### TASK DESCRIPTION
Copy out the rows from the line with "List 22 of the" to the line with "- setting-label: 最大并发连接数: [385, 124, 442, 136]", both included, unchanged and with nothing else.

### LISTING
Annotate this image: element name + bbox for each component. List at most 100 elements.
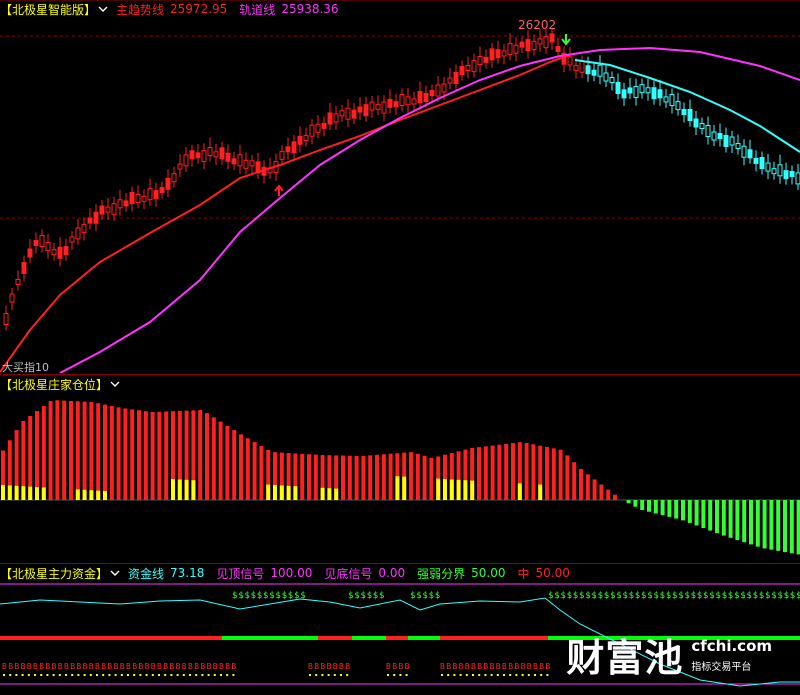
--
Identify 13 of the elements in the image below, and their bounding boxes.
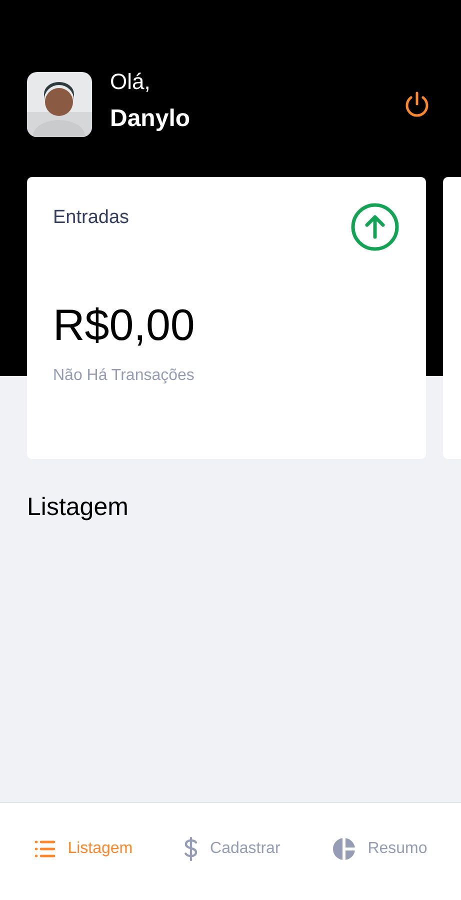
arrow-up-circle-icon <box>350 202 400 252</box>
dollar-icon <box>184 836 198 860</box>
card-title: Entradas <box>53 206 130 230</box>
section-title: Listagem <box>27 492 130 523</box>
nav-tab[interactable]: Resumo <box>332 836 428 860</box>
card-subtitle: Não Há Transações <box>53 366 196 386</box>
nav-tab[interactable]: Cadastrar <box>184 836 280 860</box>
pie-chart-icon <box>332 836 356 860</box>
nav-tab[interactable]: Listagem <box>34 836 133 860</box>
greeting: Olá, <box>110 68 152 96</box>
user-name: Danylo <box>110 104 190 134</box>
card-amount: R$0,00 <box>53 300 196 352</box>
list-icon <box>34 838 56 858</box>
---
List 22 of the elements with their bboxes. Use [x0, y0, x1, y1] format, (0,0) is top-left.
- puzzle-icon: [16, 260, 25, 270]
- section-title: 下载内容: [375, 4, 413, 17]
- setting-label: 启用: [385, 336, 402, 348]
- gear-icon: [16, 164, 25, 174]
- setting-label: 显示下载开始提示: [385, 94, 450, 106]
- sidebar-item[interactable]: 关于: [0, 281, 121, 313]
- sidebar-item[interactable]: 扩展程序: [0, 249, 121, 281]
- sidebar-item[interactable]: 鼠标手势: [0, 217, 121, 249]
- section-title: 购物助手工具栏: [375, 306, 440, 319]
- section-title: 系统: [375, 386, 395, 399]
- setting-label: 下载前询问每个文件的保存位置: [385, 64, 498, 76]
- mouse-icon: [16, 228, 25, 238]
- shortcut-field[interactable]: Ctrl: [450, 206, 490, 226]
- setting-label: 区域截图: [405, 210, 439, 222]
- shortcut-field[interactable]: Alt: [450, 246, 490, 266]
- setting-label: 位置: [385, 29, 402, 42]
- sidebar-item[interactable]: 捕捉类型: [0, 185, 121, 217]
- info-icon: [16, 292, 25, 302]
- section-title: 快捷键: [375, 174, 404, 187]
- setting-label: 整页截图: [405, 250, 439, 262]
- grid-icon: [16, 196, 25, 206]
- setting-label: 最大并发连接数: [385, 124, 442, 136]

### THE OUTPUT
List 22 of the elements with their bboxes. Use [x0, y0, x1, y1] format, (0,0) is top-left.
- puzzle-icon: [16, 260, 25, 270]
- section-title: 下载内容: [375, 4, 413, 17]
- setting-label: 启用: [385, 336, 402, 348]
- gear-icon: [16, 164, 25, 174]
- setting-label: 显示下载开始提示: [385, 94, 450, 106]
- sidebar-item[interactable]: 关于: [0, 281, 121, 313]
- sidebar-item[interactable]: 扩展程序: [0, 249, 121, 281]
- sidebar-item[interactable]: 鼠标手势: [0, 217, 121, 249]
- section-title: 购物助手工具栏: [375, 306, 440, 319]
- section-title: 系统: [375, 386, 395, 399]
- setting-label: 下载前询问每个文件的保存位置: [385, 64, 498, 76]
- mouse-icon: [16, 228, 25, 238]
- shortcut-field[interactable]: Ctrl: [450, 206, 490, 226]
- setting-label: 区域截图: [405, 210, 439, 222]
- shortcut-field[interactable]: Alt: [450, 246, 490, 266]
- setting-label: 位置: [385, 29, 402, 42]
- sidebar-item[interactable]: 捕捉类型: [0, 185, 121, 217]
- info-icon: [16, 292, 25, 302]
- section-title: 快捷键: [375, 174, 404, 187]
- setting-label: 整页截图: [405, 250, 439, 262]
- grid-icon: [16, 196, 25, 206]
- setting-label: 最大并发连接数: [385, 124, 442, 136]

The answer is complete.